● **TASK BRIEF**
Examine the entries and show every line in which the word "prawie" is found.

......

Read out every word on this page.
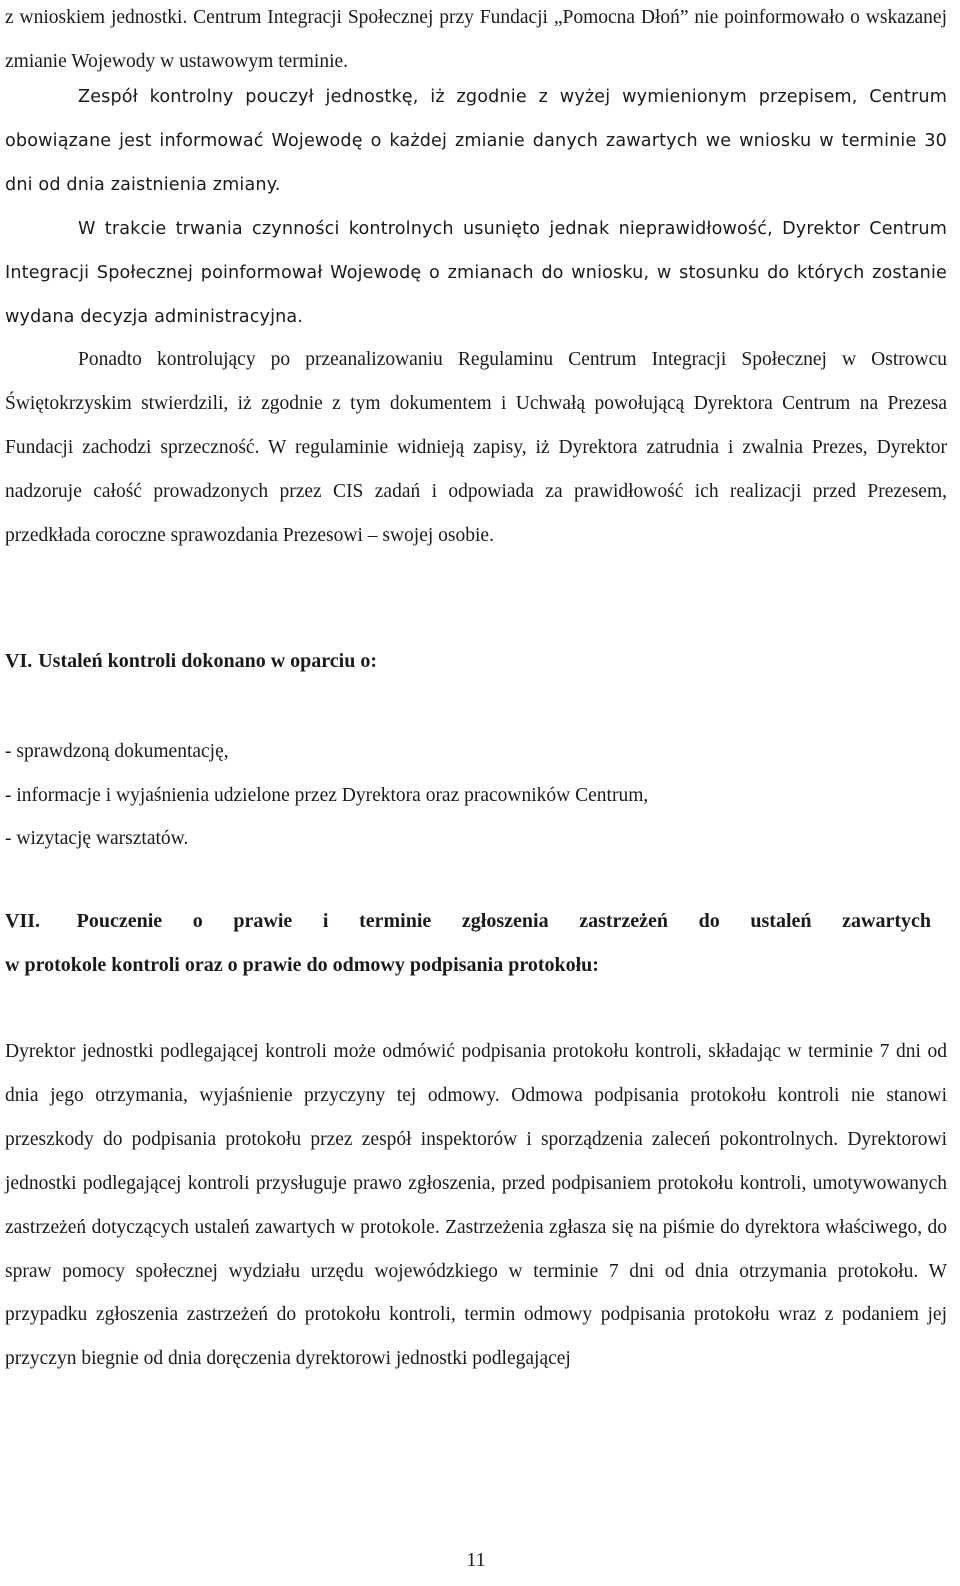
z wnioskiem jednostki. Centrum Integracji Społecznej przy Fundacji „Pomocna Dłoń” nie poinformowało o wskazanej zmianie Wojewody w ustawowym terminie.

Zespół kontrolny pouczył jednostkę, iż zgodnie z wyżej wymienionym przepisem, Centrum obowiązane jest informować Wojewodę o każdej zmianie danych zawartych we wniosku w terminie 30 dni od dnia zaistnienia zmiany.

W trakcie trwania czynności kontrolnych usunięto jednak nieprawidłowość, Dyrektor Centrum Integracji Społecznej poinformował Wojewodę o zmianach do wniosku, w stosunku do których zostanie wydana decyzja administracyjna.

Ponadto kontrolujący po przeanalizowaniu Regulaminu Centrum Integracji Społecznej w Ostrowcu Świętokrzyskim stwierdzili, iż zgodnie z tym dokumentem i Uchwałą powołującą Dyrektora Centrum na Prezesa Fundacji zachodzi sprzeczność. W regulaminie widnieją zapisy, iż Dyrektora zatrudnia i zwalnia Prezes, Dyrektor nadzoruje całość prowadzonych przez CIS zadań i odpowiada za prawidłowość ich realizacji przed Prezesem, przedkłada coroczne sprawozdania Prezesowi – swojej osobie.

VI. Ustaleń kontroli dokonano w oparciu o:
- sprawdzoną dokumentację,
- informacje i wyjaśnienia udzielone przez Dyrektora oraz pracowników Centrum,
- wizytację warsztatów.
VII. Pouczenie o prawie i terminie zgłoszenia zastrzeżeń do ustaleń zawartych
w protokole kontroli oraz o prawie do odmowy podpisania protokołu:

Dyrektor jednostki podlegającej kontroli może odmówić podpisania protokołu kontroli, składając w terminie 7 dni od dnia jego otrzymania, wyjaśnienie przyczyny tej odmowy. Odmowa podpisania protokołu kontroli nie stanowi przeszkody do podpisania protokołu przez zespół inspektorów i sporządzenia zaleceń pokontrolnych. Dyrektorowi jednostki podlegającej kontroli przysługuje prawo zgłoszenia, przed podpisaniem protokołu kontroli, umotywowanych zastrzeżeń dotyczących ustaleń zawartych w protokole. Zastrzeżenia zgłasza się na piśmie do dyrektora właściwego, do spraw pomocy społecznej wydziału urzędu wojewódzkiego w terminie 7 dni od dnia otrzymania protokołu. W przypadku zgłoszenia zastrzeżeń do protokołu kontroli, termin odmowy podpisania protokołu wraz z podaniem jej przyczyn biegnie od dnia doręczenia dyrektorowi jednostki podlegającej

11
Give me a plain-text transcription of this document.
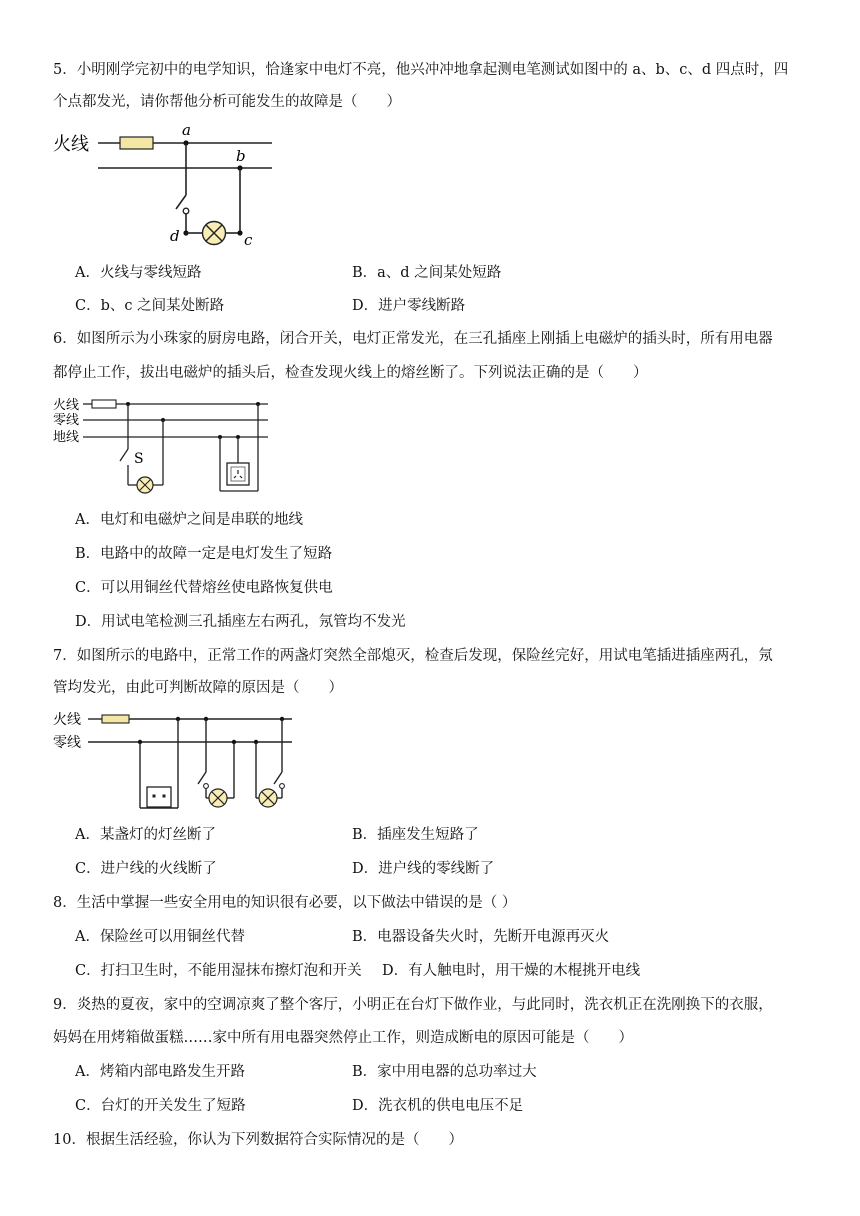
5．小明刚学完初中的电学知识，恰逢家中电灯不亮，他兴冲冲地拿起测电笔测试如图中的 a、b、c、d 四点时，四
个点都发光，请你帮他分析可能发生的故障是（　　）
火线
a
b
d	c
A．火线与零线短路	B．a、d 之间某处短路
C．b、c 之间某处断路	D．进户零线断路
6．如图所示为小珠家的厨房电路，闭合开关，电灯正常发光，在三孔插座上刚插上电磁炉的插头时，所有用电器
都停止工作，拔出电磁炉的插头后，检查发现火线上的熔丝断了。下列说法正确的是（　　）
火线
零线
地线
S
A．电灯和电磁炉之间是串联的地线
B．电路中的故障一定是电灯发生了短路
C．可以用铜丝代替熔丝使电路恢复供电
D．用试电笔检测三孔插座左右两孔，氖管均不发光
7．如图所示的电路中，正常工作的两盏灯突然全部熄灭，检查后发现，保险丝完好，用试电笔插进插座两孔，氖
管均发光，由此可判断故障的原因是（　　）
火线
零线
A．某盏灯的灯丝断了	B．插座发生短路了
C．进户线的火线断了	D．进户线的零线断了
8．生活中掌握一些安全用电的知识很有必要，以下做法中错误的是（ ）
A．保险丝可以用铜丝代替	B．电器设备失火时，先断开电源再灭火
C．打扫卫生时，不能用湿抹布擦灯泡和开关 D．有人触电时，用干燥的木棍挑开电线
9．炎热的夏夜，家中的空调凉爽了整个客厅，小明正在台灯下做作业，与此同时，洗衣机正在洗刚换下的衣服，
妈妈在用烤箱做蛋糕……家中所有用电器突然停止工作，则造成断电的原因可能是（　　）
A．烤箱内部电路发生开路	B．家中用电器的总功率过大
C．台灯的开关发生了短路	D．洗衣机的供电电压不足
10．根据生活经验，你认为下列数据符合实际情况的是（　　）
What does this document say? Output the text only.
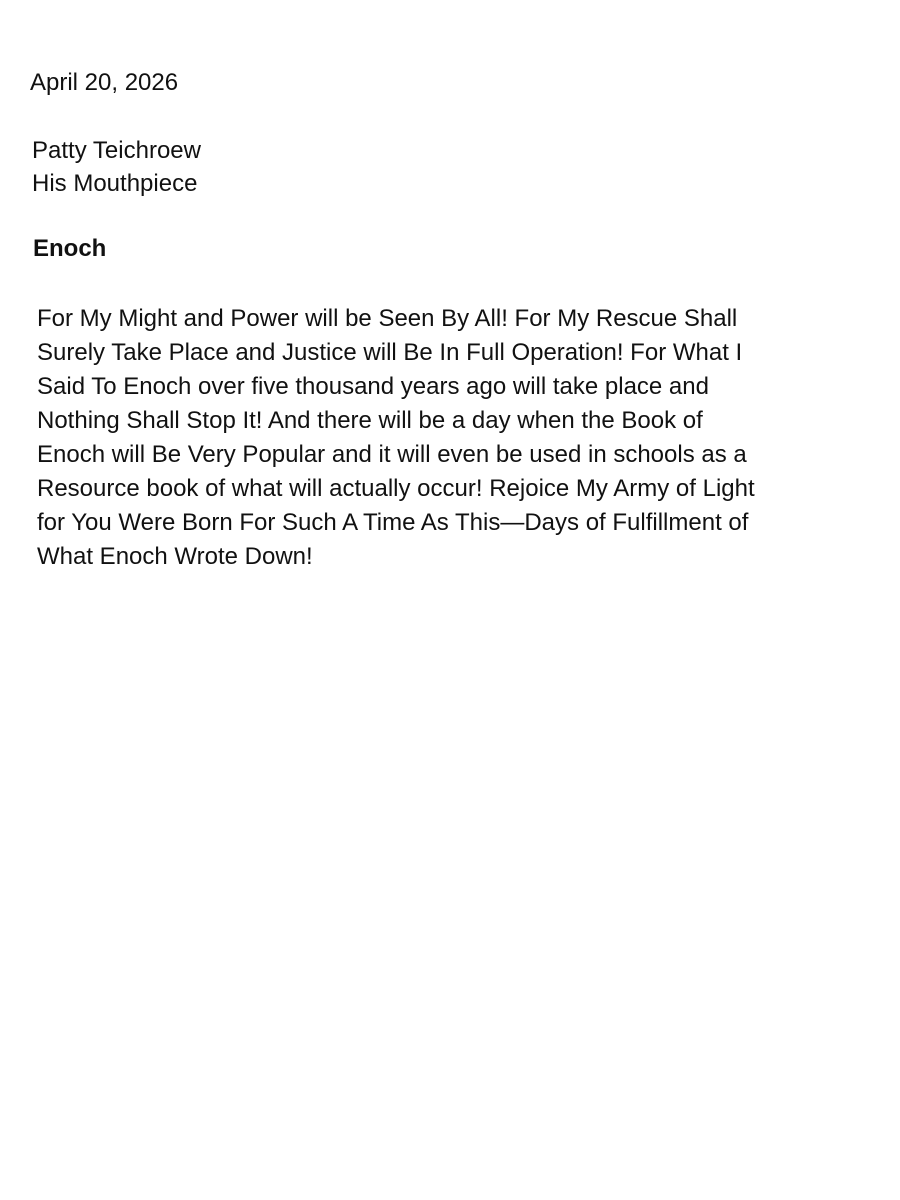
April 20, 2026
Patty Teichroew
His Mouthpiece
Enoch
For My Might and Power will be Seen By All! For My Rescue Shall
Surely Take Place and Justice will Be In Full Operation! For What I
Said To Enoch over five thousand years ago will take place and
Nothing Shall Stop It! And there will be a day when the Book of
Enoch will Be Very Popular and it will even be used in schools as a
Resource book of what will actually occur! Rejoice My Army of Light
for You Were Born For Such A Time As This—Days of Fulfillment of
What Enoch Wrote Down!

......

● **RESPONSE BELOW**
VII. Pouczenie o prawie i terminie zgłoszenia zastrzeżeń do ustaleń zawartych
w protokole kontroli oraz o prawie do odmowy podpisania protokołu:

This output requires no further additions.